▸ **EXERCISE PROMPT**:
Skip the pictures and extract all of the lines exactly as written.

===============

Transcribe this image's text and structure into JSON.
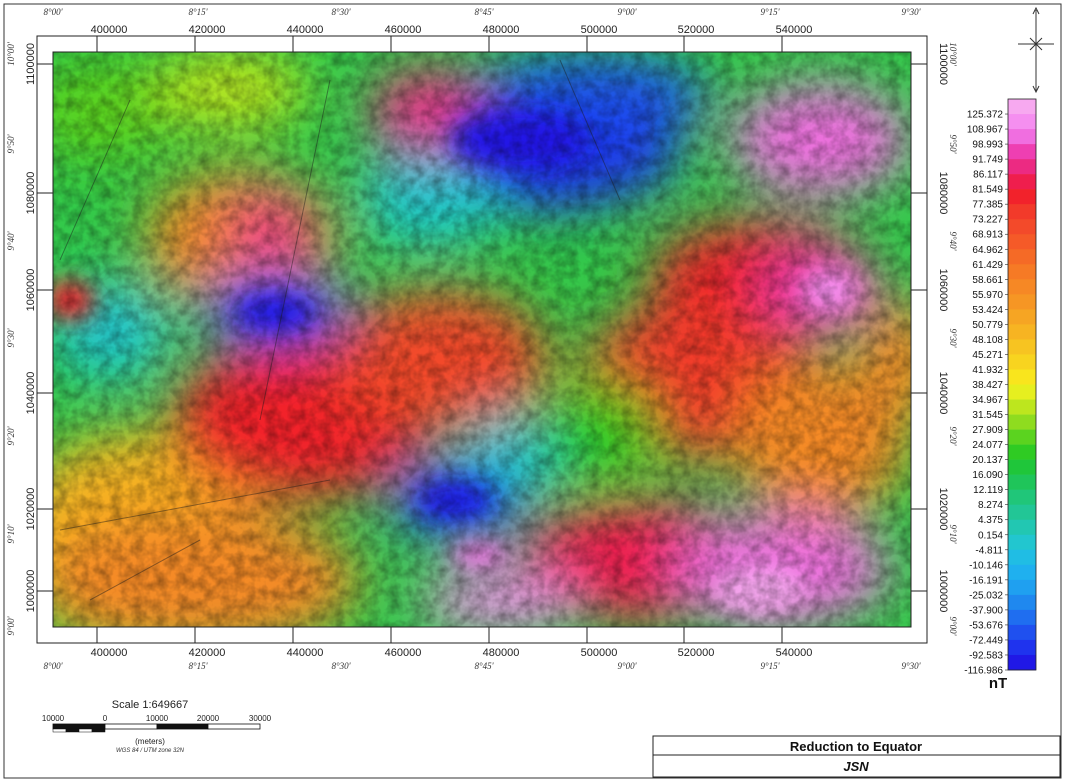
{
  "map": {
    "projected_x_ticks": [
      "400000",
      "420000",
      "440000",
      "460000",
      "480000",
      "500000",
      "520000",
      "540000"
    ],
    "projected_y_ticks": [
      "1100000",
      "1080000",
      "1060000",
      "1040000",
      "1020000",
      "1000000"
    ],
    "longitude_ticks": [
      "8°00'",
      "8°15'",
      "8°30'",
      "8°45'",
      "9°00'",
      "9°15'",
      "9°30'"
    ],
    "latitude_ticks": [
      "10°00'",
      "9°50'",
      "9°40'",
      "9°30'",
      "9°20'",
      "9°10'",
      "9°00'"
    ],
    "x_range_m": [
      389000,
      556000
    ],
    "y_range_m": [
      997000,
      1101000
    ]
  },
  "legend": {
    "values": [
      "125.372",
      "108.967",
      "98.993",
      "91.749",
      "86.117",
      "81.549",
      "77.385",
      "73.227",
      "68.913",
      "64.962",
      "61.429",
      "58.661",
      "55.970",
      "53.424",
      "50.779",
      "48.108",
      "45.271",
      "41.932",
      "38.427",
      "34.967",
      "31.545",
      "27.909",
      "24.077",
      "20.137",
      "16.090",
      "12.119",
      "8.274",
      "4.375",
      "0.154",
      "-4.811",
      "-10.146",
      "-16.191",
      "-25.032",
      "-37.900",
      "-53.676",
      "-72.449",
      "-92.583",
      "-116.986"
    ],
    "unit": "nT",
    "colors_top_to_bottom": [
      "#f7a9f0",
      "#f58ff0",
      "#f06ee0",
      "#ee3fb2",
      "#ec2a82",
      "#ef1e4d",
      "#f2222b",
      "#f23a2a",
      "#f34a2a",
      "#f55a28",
      "#f56a26",
      "#f67a25",
      "#f68825",
      "#f69624",
      "#f6a523",
      "#f7b422",
      "#f7c421",
      "#f8d41f",
      "#f9e51d",
      "#e6ef1f",
      "#bde61e",
      "#8fdc1f",
      "#5bd31f",
      "#2fcb23",
      "#1fc63a",
      "#1fc55a",
      "#20c679",
      "#22c696",
      "#22c7b2",
      "#22c6cf",
      "#20bde4",
      "#1fb0ef",
      "#1fa0f0",
      "#1f88ef",
      "#1f6ef0",
      "#1f50ef",
      "#1f33ee",
      "#2018e6"
    ]
  },
  "scale_bar": {
    "title": "Scale 1:649667",
    "ticks": [
      "10000",
      "0",
      "10000",
      "20000",
      "30000"
    ],
    "units": "(meters)",
    "datum": "WGS 84 / UTM zone 32N"
  },
  "title_block": {
    "title": "Reduction to Equator",
    "author": "JSN"
  },
  "north_arrow": {
    "icon": "north-arrow-icon"
  }
}
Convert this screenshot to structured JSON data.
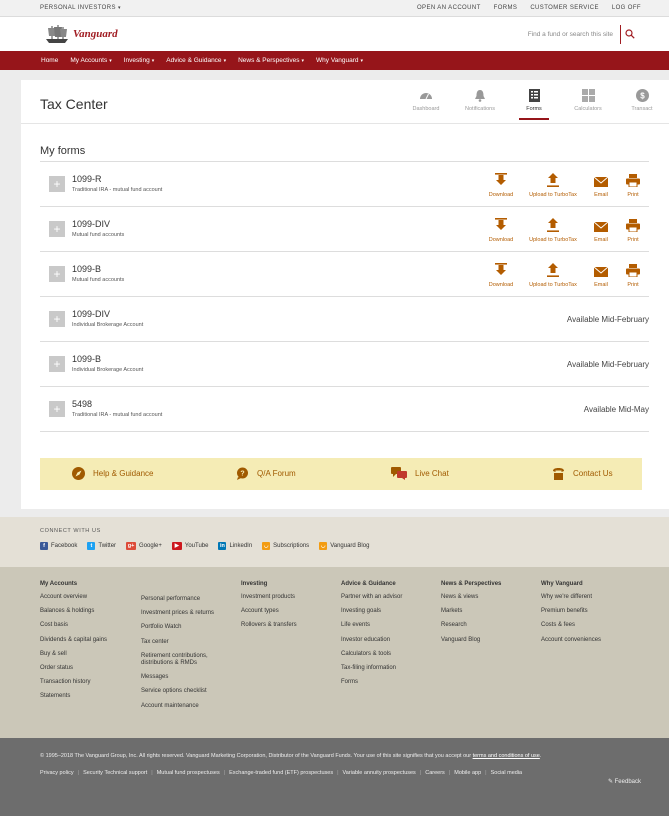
{
  "utility": {
    "personal_investors": "PERSONAL INVESTORS",
    "links": [
      "OPEN AN ACCOUNT",
      "FORMS",
      "CUSTOMER SERVICE",
      "LOG OFF"
    ]
  },
  "brand": {
    "name": "Vanguard",
    "search_placeholder": "Find a fund or search this site"
  },
  "nav": {
    "items": [
      {
        "label": "Home",
        "dropdown": false
      },
      {
        "label": "My Accounts",
        "dropdown": true
      },
      {
        "label": "Investing",
        "dropdown": true
      },
      {
        "label": "Advice & Guidance",
        "dropdown": true
      },
      {
        "label": "News & Perspectives",
        "dropdown": true
      },
      {
        "label": "Why Vanguard",
        "dropdown": true
      }
    ]
  },
  "page": {
    "title": "Tax Center",
    "tools": [
      {
        "label": "Dashboard",
        "icon": "gauge-icon"
      },
      {
        "label": "Notifications",
        "icon": "bell-icon"
      },
      {
        "label": "Forms",
        "icon": "document-list-icon",
        "active": true
      },
      {
        "label": "Calculators",
        "icon": "calculator-icon"
      },
      {
        "label": "Transact",
        "icon": "dollar-circle-icon"
      }
    ]
  },
  "forms": {
    "title": "My forms",
    "action_labels": {
      "download": "Download",
      "upload": "Upload to TurboTax",
      "email": "Email",
      "print": "Print"
    },
    "rows": [
      {
        "name": "1099-R",
        "desc": "Traditional IRA - mutual fund account",
        "status": ""
      },
      {
        "name": "1099-DIV",
        "desc": "Mutual fund accounts",
        "status": ""
      },
      {
        "name": "1099-B",
        "desc": "Mutual fund accounts",
        "status": ""
      },
      {
        "name": "1099-DIV",
        "desc": "Individual Brokerage Account",
        "status": "Available Mid-February"
      },
      {
        "name": "1099-B",
        "desc": "Individual Brokerage Account",
        "status": "Available Mid-February"
      },
      {
        "name": "5498",
        "desc": "Traditional IRA - mutual fund account",
        "status": "Available Mid-May"
      }
    ]
  },
  "support": {
    "help": "Help & Guidance",
    "forum": "Q/A Forum",
    "chat": "Live Chat",
    "contact": "Contact Us"
  },
  "connect": {
    "title": "CONNECT WITH US",
    "items": [
      "Facebook",
      "Twitter",
      "Google+",
      "YouTube",
      "LinkedIn",
      "Subscriptions",
      "Vanguard Blog"
    ],
    "colors": {
      "facebook": "#3b5998",
      "twitter": "#1da1f2",
      "google": "#dd4b39",
      "youtube": "#cc181e",
      "linkedin": "#0077b5",
      "rss": "#f39c12"
    }
  },
  "footer": {
    "col1": {
      "heading": "My Accounts",
      "links": [
        "Account overview",
        "Balances & holdings",
        "Cost basis",
        "Dividends & capital gains",
        "Buy & sell",
        "Order status",
        "Transaction history",
        "Statements"
      ]
    },
    "col2": {
      "links": [
        "Personal performance",
        "Investment prices & returns",
        "Portfolio Watch",
        "Tax center",
        "Retirement contributions, distributions & RMDs",
        "Messages",
        "Service options checklist",
        "Account maintenance"
      ]
    },
    "col3": {
      "heading": "Investing",
      "links": [
        "Investment products",
        "Account types",
        "Rollovers & transfers"
      ]
    },
    "col4": {
      "heading": "Advice & Guidance",
      "links": [
        "Partner with an advisor",
        "Investing goals",
        "Life events",
        "Investor education",
        "Calculators & tools",
        "Tax-filing information",
        "Forms"
      ]
    },
    "col5": {
      "heading": "News & Perspectives",
      "links": [
        "News & views",
        "Markets",
        "Research",
        "Vanguard Blog"
      ]
    },
    "col6": {
      "heading": "Why Vanguard",
      "links": [
        "Why we're different",
        "Premium benefits",
        "Costs & fees",
        "Account conveniences"
      ]
    }
  },
  "legal": {
    "copyright": "© 1995–2018 The Vanguard Group, Inc. All rights reserved. Vanguard Marketing Corporation, Distributor of the Vanguard Funds. Your use of this site signifies that you accept our ",
    "terms": "terms and conditions of use",
    "period": ".",
    "links": [
      "Privacy policy",
      "Security",
      "Technical support",
      "Mutual fund prospectuses",
      "Exchange-traded fund (ETF) prospectuses",
      "Variable annuity prospectuses",
      "Careers",
      "Mobile app",
      "Social media"
    ],
    "feedback": "Feedback"
  },
  "accent": "#96151a",
  "action_color": "#b35c00"
}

===============

▸ **TASK OUTPUT**:
Transcribe this image's text and structure into JSON.
{
  "map": {
    "projected_x_ticks": [
      "400000",
      "420000",
      "440000",
      "460000",
      "480000",
      "500000",
      "520000",
      "540000"
    ],
    "projected_y_ticks": [
      "1100000",
      "1080000",
      "1060000",
      "1040000",
      "1020000",
      "1000000"
    ],
    "longitude_ticks": [
      "8°00'",
      "8°15'",
      "8°30'",
      "8°45'",
      "9°00'",
      "9°15'",
      "9°30'"
    ],
    "latitude_ticks": [
      "10°00'",
      "9°50'",
      "9°40'",
      "9°30'",
      "9°20'",
      "9°10'",
      "9°00'"
    ],
    "x_range_m": [
      389000,
      556000
    ],
    "y_range_m": [
      997000,
      1101000
    ]
  },
  "legend": {
    "values": [
      "125.372",
      "108.967",
      "98.993",
      "91.749",
      "86.117",
      "81.549",
      "77.385",
      "73.227",
      "68.913",
      "64.962",
      "61.429",
      "58.661",
      "55.970",
      "53.424",
      "50.779",
      "48.108",
      "45.271",
      "41.932",
      "38.427",
      "34.967",
      "31.545",
      "27.909",
      "24.077",
      "20.137",
      "16.090",
      "12.119",
      "8.274",
      "4.375",
      "0.154",
      "-4.811",
      "-10.146",
      "-16.191",
      "-25.032",
      "-37.900",
      "-53.676",
      "-72.449",
      "-92.583",
      "-116.986"
    ],
    "unit": "nT",
    "colors_top_to_bottom": [
      "#f7a9f0",
      "#f58ff0",
      "#f06ee0",
      "#ee3fb2",
      "#ec2a82",
      "#ef1e4d",
      "#f2222b",
      "#f23a2a",
      "#f34a2a",
      "#f55a28",
      "#f56a26",
      "#f67a25",
      "#f68825",
      "#f69624",
      "#f6a523",
      "#f7b422",
      "#f7c421",
      "#f8d41f",
      "#f9e51d",
      "#e6ef1f",
      "#bde61e",
      "#8fdc1f",
      "#5bd31f",
      "#2fcb23",
      "#1fc63a",
      "#1fc55a",
      "#20c679",
      "#22c696",
      "#22c7b2",
      "#22c6cf",
      "#20bde4",
      "#1fb0ef",
      "#1fa0f0",
      "#1f88ef",
      "#1f6ef0",
      "#1f50ef",
      "#1f33ee",
      "#2018e6"
    ]
  },
  "scale_bar": {
    "title": "Scale 1:649667",
    "ticks": [
      "10000",
      "0",
      "10000",
      "20000",
      "30000"
    ],
    "units": "(meters)",
    "datum": "WGS 84 / UTM zone 32N"
  },
  "title_block": {
    "title": "Reduction to Equator",
    "author": "JSN"
  },
  "north_arrow": {
    "icon": "north-arrow-icon"
  }
}
Convert this screenshot to structured JSON data.
{
  "utility": {
    "personal_investors": "PERSONAL INVESTORS",
    "links": [
      "OPEN AN ACCOUNT",
      "FORMS",
      "CUSTOMER SERVICE",
      "LOG OFF"
    ]
  },
  "brand": {
    "name": "Vanguard",
    "search_placeholder": "Find a fund or search this site"
  },
  "nav": {
    "items": [
      {
        "label": "Home",
        "dropdown": false
      },
      {
        "label": "My Accounts",
        "dropdown": true
      },
      {
        "label": "Investing",
        "dropdown": true
      },
      {
        "label": "Advice & Guidance",
        "dropdown": true
      },
      {
        "label": "News & Perspectives",
        "dropdown": true
      },
      {
        "label": "Why Vanguard",
        "dropdown": true
      }
    ]
  },
  "page": {
    "title": "Tax Center",
    "tools": [
      {
        "label": "Dashboard",
        "icon": "gauge-icon"
      },
      {
        "label": "Notifications",
        "icon": "bell-icon"
      },
      {
        "label": "Forms",
        "icon": "document-list-icon",
        "active": true
      },
      {
        "label": "Calculators",
        "icon": "calculator-icon"
      },
      {
        "label": "Transact",
        "icon": "dollar-circle-icon"
      }
    ]
  },
  "forms": {
    "title": "My forms",
    "action_labels": {
      "download": "Download",
      "upload": "Upload to TurboTax",
      "email": "Email",
      "print": "Print"
    },
    "rows": [
      {
        "name": "1099-R",
        "desc": "Traditional IRA - mutual fund account",
        "status": ""
      },
      {
        "name": "1099-DIV",
        "desc": "Mutual fund accounts",
        "status": ""
      },
      {
        "name": "1099-B",
        "desc": "Mutual fund accounts",
        "status": ""
      },
      {
        "name": "1099-DIV",
        "desc": "Individual Brokerage Account",
        "status": "Available Mid-February"
      },
      {
        "name": "1099-B",
        "desc": "Individual Brokerage Account",
        "status": "Available Mid-February"
      },
      {
        "name": "5498",
        "desc": "Traditional IRA - mutual fund account",
        "status": "Available Mid-May"
      }
    ]
  },
  "support": {
    "help": "Help & Guidance",
    "forum": "Q/A Forum",
    "chat": "Live Chat",
    "contact": "Contact Us"
  },
  "connect": {
    "title": "CONNECT WITH US",
    "items": [
      "Facebook",
      "Twitter",
      "Google+",
      "YouTube",
      "LinkedIn",
      "Subscriptions",
      "Vanguard Blog"
    ],
    "colors": {
      "facebook": "#3b5998",
      "twitter": "#1da1f2",
      "google": "#dd4b39",
      "youtube": "#cc181e",
      "linkedin": "#0077b5",
      "rss": "#f39c12"
    }
  },
  "footer": {
    "col1": {
      "heading": "My Accounts",
      "links": [
        "Account overview",
        "Balances & holdings",
        "Cost basis",
        "Dividends & capital gains",
        "Buy & sell",
        "Order status",
        "Transaction history",
        "Statements"
      ]
    },
    "col2": {
      "links": [
        "Personal performance",
        "Investment prices & returns",
        "Portfolio Watch",
        "Tax center",
        "Retirement contributions, distributions & RMDs",
        "Messages",
        "Service options checklist",
        "Account maintenance"
      ]
    },
    "col3": {
      "heading": "Investing",
      "links": [
        "Investment products",
        "Account types",
        "Rollovers & transfers"
      ]
    },
    "col4": {
      "heading": "Advice & Guidance",
      "links": [
        "Partner with an advisor",
        "Investing goals",
        "Life events",
        "Investor education",
        "Calculators & tools",
        "Tax-filing information",
        "Forms"
      ]
    },
    "col5": {
      "heading": "News & Perspectives",
      "links": [
        "News & views",
        "Markets",
        "Research",
        "Vanguard Blog"
      ]
    },
    "col6": {
      "heading": "Why Vanguard",
      "links": [
        "Why we're different",
        "Premium benefits",
        "Costs & fees",
        "Account conveniences"
      ]
    }
  },
  "legal": {
    "copyright": "© 1995–2018 The Vanguard Group, Inc. All rights reserved. Vanguard Marketing Corporation, Distributor of the Vanguard Funds. Your use of this site signifies that you accept our ",
    "terms": "terms and conditions of use",
    "period": ".",
    "links": [
      "Privacy policy",
      "Security",
      "Technical support",
      "Mutual fund prospectuses",
      "Exchange-traded fund (ETF) prospectuses",
      "Variable annuity prospectuses",
      "Careers",
      "Mobile app",
      "Social media"
    ],
    "feedback": "Feedback"
  },
  "accent": "#96151a",
  "action_color": "#b35c00"
}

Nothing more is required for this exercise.